AIM OF THE EXERCISE
Where the word "name" occurs in a line, return that line.

RECORDS FOR THIS TASK

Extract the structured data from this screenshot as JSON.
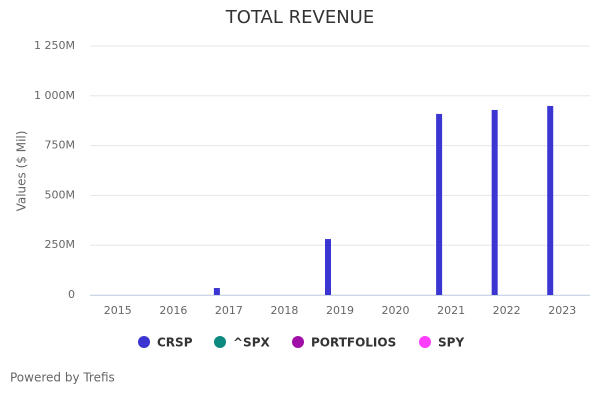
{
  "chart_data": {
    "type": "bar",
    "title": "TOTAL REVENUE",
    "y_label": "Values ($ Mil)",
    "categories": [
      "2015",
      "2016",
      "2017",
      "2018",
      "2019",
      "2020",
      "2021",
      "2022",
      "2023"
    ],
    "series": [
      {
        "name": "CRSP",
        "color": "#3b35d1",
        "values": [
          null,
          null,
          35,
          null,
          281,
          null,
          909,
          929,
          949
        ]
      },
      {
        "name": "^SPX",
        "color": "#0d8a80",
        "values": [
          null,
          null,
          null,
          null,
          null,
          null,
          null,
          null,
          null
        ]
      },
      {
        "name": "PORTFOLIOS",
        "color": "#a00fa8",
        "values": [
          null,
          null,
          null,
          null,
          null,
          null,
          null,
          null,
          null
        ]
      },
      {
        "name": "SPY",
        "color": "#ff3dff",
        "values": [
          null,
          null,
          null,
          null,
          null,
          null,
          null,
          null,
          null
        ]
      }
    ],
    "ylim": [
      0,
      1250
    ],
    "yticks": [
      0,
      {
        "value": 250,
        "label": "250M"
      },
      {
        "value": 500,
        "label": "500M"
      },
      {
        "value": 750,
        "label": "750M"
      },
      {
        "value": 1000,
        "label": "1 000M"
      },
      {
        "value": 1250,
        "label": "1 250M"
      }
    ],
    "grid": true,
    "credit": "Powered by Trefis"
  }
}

EXPECTED ANSWER
        "name": "CRSP",
        "name": "^SPX",
        "name": "PORTFOLIOS",
        "name": "SPY",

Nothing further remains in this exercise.